[TASK GOAL] Set down each record below precisely, skipping the pictures.

[RECORDS FOR PROCESSING]

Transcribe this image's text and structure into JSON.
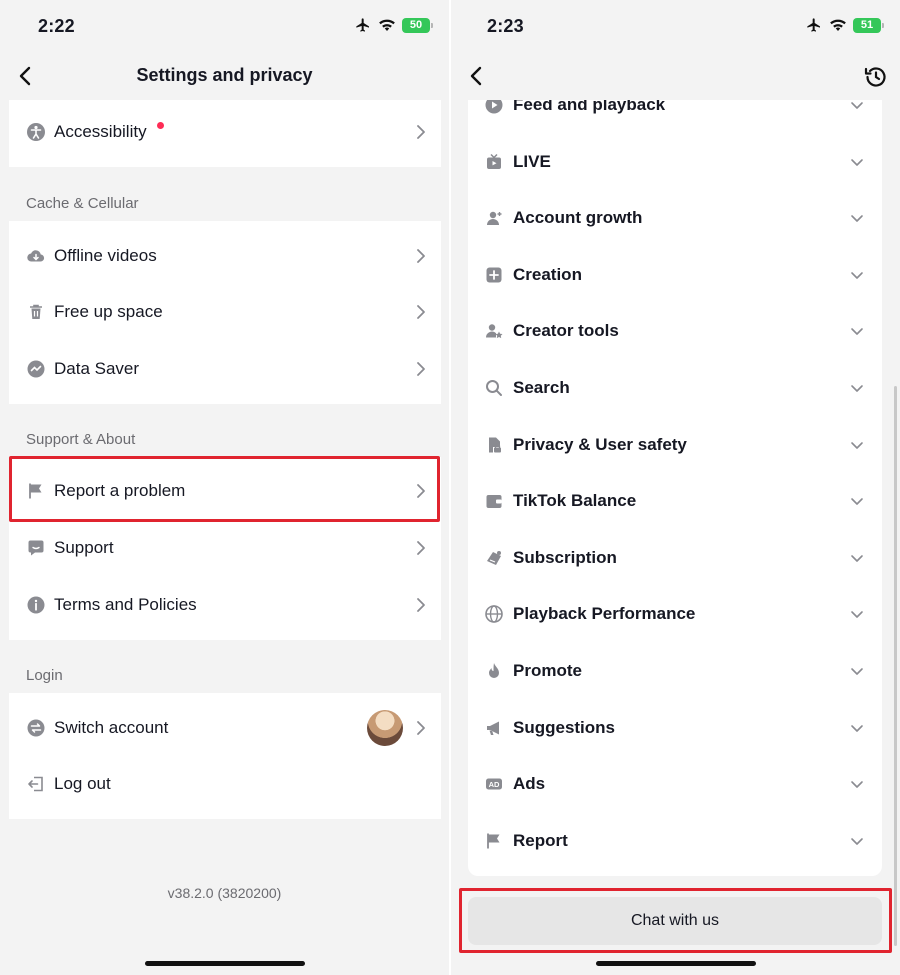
{
  "left": {
    "status_time": "2:22",
    "battery": "50",
    "title": "Settings and privacy",
    "top_item": {
      "label": "Accessibility",
      "icon": "accessibility-icon"
    },
    "sections": [
      {
        "header": "Cache & Cellular",
        "items": [
          {
            "label": "Offline videos",
            "icon": "cloud-download-icon"
          },
          {
            "label": "Free up space",
            "icon": "trash-icon"
          },
          {
            "label": "Data Saver",
            "icon": "data-saver-icon"
          }
        ]
      },
      {
        "header": "Support & About",
        "items": [
          {
            "label": "Report a problem",
            "icon": "flag-icon"
          },
          {
            "label": "Support",
            "icon": "chat-bubble-icon"
          },
          {
            "label": "Terms and Policies",
            "icon": "info-icon"
          }
        ]
      },
      {
        "header": "Login",
        "items": [
          {
            "label": "Switch account",
            "icon": "switch-icon"
          },
          {
            "label": "Log out",
            "icon": "logout-icon"
          }
        ]
      }
    ],
    "version": "v38.2.0 (3820200)"
  },
  "right": {
    "status_time": "2:23",
    "battery": "51",
    "topics": [
      {
        "label": "Feed and playback",
        "icon": "play-circle-icon"
      },
      {
        "label": "LIVE",
        "icon": "live-tv-icon"
      },
      {
        "label": "Account growth",
        "icon": "person-add-icon"
      },
      {
        "label": "Creation",
        "icon": "plus-square-icon"
      },
      {
        "label": "Creator tools",
        "icon": "person-star-icon"
      },
      {
        "label": "Search",
        "icon": "search-icon"
      },
      {
        "label": "Privacy & User safety",
        "icon": "privacy-icon"
      },
      {
        "label": "TikTok Balance",
        "icon": "wallet-icon"
      },
      {
        "label": "Subscription",
        "icon": "subscription-icon"
      },
      {
        "label": "Playback Performance",
        "icon": "globe-icon"
      },
      {
        "label": "Promote",
        "icon": "flame-icon"
      },
      {
        "label": "Suggestions",
        "icon": "megaphone-icon"
      },
      {
        "label": "Ads",
        "icon": "ad-icon"
      },
      {
        "label": "Report",
        "icon": "flag-icon"
      }
    ],
    "chat_button": "Chat with us"
  },
  "colors": {
    "highlight": "#e0242f",
    "notification_dot": "#fe2c55",
    "battery": "#34c759"
  }
}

[OUTPUT OF THE EXERCISE]
Transcribe this image's text and structure into JSON.
{
  "left": {
    "status_time": "2:22",
    "battery": "50",
    "title": "Settings and privacy",
    "top_item": {
      "label": "Accessibility",
      "icon": "accessibility-icon"
    },
    "sections": [
      {
        "header": "Cache & Cellular",
        "items": [
          {
            "label": "Offline videos",
            "icon": "cloud-download-icon"
          },
          {
            "label": "Free up space",
            "icon": "trash-icon"
          },
          {
            "label": "Data Saver",
            "icon": "data-saver-icon"
          }
        ]
      },
      {
        "header": "Support & About",
        "items": [
          {
            "label": "Report a problem",
            "icon": "flag-icon"
          },
          {
            "label": "Support",
            "icon": "chat-bubble-icon"
          },
          {
            "label": "Terms and Policies",
            "icon": "info-icon"
          }
        ]
      },
      {
        "header": "Login",
        "items": [
          {
            "label": "Switch account",
            "icon": "switch-icon"
          },
          {
            "label": "Log out",
            "icon": "logout-icon"
          }
        ]
      }
    ],
    "version": "v38.2.0 (3820200)"
  },
  "right": {
    "status_time": "2:23",
    "battery": "51",
    "topics": [
      {
        "label": "Feed and playback",
        "icon": "play-circle-icon"
      },
      {
        "label": "LIVE",
        "icon": "live-tv-icon"
      },
      {
        "label": "Account growth",
        "icon": "person-add-icon"
      },
      {
        "label": "Creation",
        "icon": "plus-square-icon"
      },
      {
        "label": "Creator tools",
        "icon": "person-star-icon"
      },
      {
        "label": "Search",
        "icon": "search-icon"
      },
      {
        "label": "Privacy & User safety",
        "icon": "privacy-icon"
      },
      {
        "label": "TikTok Balance",
        "icon": "wallet-icon"
      },
      {
        "label": "Subscription",
        "icon": "subscription-icon"
      },
      {
        "label": "Playback Performance",
        "icon": "globe-icon"
      },
      {
        "label": "Promote",
        "icon": "flame-icon"
      },
      {
        "label": "Suggestions",
        "icon": "megaphone-icon"
      },
      {
        "label": "Ads",
        "icon": "ad-icon"
      },
      {
        "label": "Report",
        "icon": "flag-icon"
      }
    ],
    "chat_button": "Chat with us"
  },
  "colors": {
    "highlight": "#e0242f",
    "notification_dot": "#fe2c55",
    "battery": "#34c759"
  }
}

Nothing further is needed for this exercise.